> [What you have to do] According to the post on standards documentation, what does the ODIHQ standards guide say you should plan to produce at the end of your initial activity to develop a standard?

___ Excerpted passage

As its #WorldStandardsDay I thought I’d write a quick post to share something that I’ve learned from leading and supporting some standards work.
I’ve already shared this with a number of people who have asked for advice on standards work, and in some recent user research interviews I’ve participated in. So it makes sense to write it down.
In the ODIHQ standards guide, we explained that at the end of your initial activity to develop a standard, you should plan to produce a range of outputs. This include a variety of tools and guidance that help people use the standard. You will need much more than just a technical specification.
That framework highlights four different types of documentation are intended to be used by different audiences to address different needs. The content designers and writers out there reading this will be be rolling their eyes at this obvious insight.
Here’s how I’ve been trying to apply it to standards documentation:
This is your primary technical specification. It’ll have all the detail about the standard, the background concepts, the conformance criteria, etc.
It’s the document of record that captures all of the hard work you’ve invested in building consensus around the standard. It fills a valuable role as the document you can point back to when you need to clarify or confirm what was agreed.

______
___ Records shown

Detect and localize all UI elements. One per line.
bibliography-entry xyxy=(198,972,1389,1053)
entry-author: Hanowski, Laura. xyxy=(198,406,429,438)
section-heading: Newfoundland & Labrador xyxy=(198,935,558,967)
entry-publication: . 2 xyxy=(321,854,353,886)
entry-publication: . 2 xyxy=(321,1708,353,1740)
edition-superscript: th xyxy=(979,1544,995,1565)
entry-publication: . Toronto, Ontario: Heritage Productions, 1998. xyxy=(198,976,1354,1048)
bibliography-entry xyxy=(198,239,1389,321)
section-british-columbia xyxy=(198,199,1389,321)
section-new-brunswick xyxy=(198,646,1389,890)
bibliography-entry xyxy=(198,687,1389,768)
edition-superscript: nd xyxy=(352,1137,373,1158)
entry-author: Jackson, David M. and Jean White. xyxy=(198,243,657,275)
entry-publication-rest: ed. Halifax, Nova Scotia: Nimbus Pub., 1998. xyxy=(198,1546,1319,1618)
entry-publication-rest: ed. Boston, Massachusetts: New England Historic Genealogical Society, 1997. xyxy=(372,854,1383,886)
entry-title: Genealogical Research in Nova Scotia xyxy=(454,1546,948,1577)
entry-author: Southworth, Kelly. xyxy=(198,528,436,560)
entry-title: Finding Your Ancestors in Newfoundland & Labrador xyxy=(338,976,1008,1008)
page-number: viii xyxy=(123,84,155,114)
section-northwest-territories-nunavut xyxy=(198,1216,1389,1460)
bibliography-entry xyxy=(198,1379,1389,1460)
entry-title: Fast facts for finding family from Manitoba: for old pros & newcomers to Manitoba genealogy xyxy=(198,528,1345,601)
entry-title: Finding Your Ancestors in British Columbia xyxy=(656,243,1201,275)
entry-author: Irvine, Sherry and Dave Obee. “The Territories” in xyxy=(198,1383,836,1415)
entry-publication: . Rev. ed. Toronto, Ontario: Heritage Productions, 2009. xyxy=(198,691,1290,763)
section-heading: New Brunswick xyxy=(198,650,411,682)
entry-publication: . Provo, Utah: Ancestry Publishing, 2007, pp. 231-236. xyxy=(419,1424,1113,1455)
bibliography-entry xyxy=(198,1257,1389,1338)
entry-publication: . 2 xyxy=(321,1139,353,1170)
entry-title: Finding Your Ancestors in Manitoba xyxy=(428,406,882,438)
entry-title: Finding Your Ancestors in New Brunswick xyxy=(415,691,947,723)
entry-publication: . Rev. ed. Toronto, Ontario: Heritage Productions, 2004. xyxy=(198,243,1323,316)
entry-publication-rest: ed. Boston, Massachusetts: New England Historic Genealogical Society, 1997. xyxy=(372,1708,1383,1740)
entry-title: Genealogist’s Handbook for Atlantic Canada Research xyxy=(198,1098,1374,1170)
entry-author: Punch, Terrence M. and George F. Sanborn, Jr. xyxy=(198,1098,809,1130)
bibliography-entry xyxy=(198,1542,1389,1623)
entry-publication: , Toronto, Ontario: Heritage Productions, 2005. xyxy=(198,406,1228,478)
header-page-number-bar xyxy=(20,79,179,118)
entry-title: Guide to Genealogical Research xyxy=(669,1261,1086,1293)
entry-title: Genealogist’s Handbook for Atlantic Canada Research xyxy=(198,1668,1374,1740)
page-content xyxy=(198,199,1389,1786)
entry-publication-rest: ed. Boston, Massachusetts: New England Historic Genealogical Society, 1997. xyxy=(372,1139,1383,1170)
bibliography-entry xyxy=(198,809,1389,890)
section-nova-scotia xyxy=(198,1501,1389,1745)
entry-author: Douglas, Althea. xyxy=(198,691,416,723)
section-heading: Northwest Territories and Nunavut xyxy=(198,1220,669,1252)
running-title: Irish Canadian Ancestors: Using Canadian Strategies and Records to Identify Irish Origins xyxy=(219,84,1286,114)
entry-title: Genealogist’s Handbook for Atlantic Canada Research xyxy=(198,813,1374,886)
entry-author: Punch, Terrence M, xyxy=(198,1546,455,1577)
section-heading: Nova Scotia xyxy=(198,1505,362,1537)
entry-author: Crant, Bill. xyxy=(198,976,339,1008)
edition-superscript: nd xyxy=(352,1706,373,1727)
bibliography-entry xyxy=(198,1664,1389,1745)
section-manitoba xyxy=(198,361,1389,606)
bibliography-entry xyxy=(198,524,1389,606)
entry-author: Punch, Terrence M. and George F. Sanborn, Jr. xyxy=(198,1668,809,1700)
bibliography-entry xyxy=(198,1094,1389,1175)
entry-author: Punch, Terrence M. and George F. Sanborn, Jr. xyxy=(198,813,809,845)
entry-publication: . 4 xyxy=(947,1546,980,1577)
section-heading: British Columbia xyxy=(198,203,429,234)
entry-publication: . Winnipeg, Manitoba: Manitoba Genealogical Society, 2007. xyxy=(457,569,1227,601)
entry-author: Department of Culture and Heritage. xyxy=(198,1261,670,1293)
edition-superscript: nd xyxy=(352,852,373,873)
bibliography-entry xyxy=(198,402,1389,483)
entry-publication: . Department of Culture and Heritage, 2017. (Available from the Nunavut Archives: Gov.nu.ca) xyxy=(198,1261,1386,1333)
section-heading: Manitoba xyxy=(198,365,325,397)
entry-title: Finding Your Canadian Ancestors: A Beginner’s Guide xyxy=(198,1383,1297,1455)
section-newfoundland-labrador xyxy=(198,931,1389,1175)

______

> [Response below] A range of outputs, including a variety of tools and guidance that help people use the standard.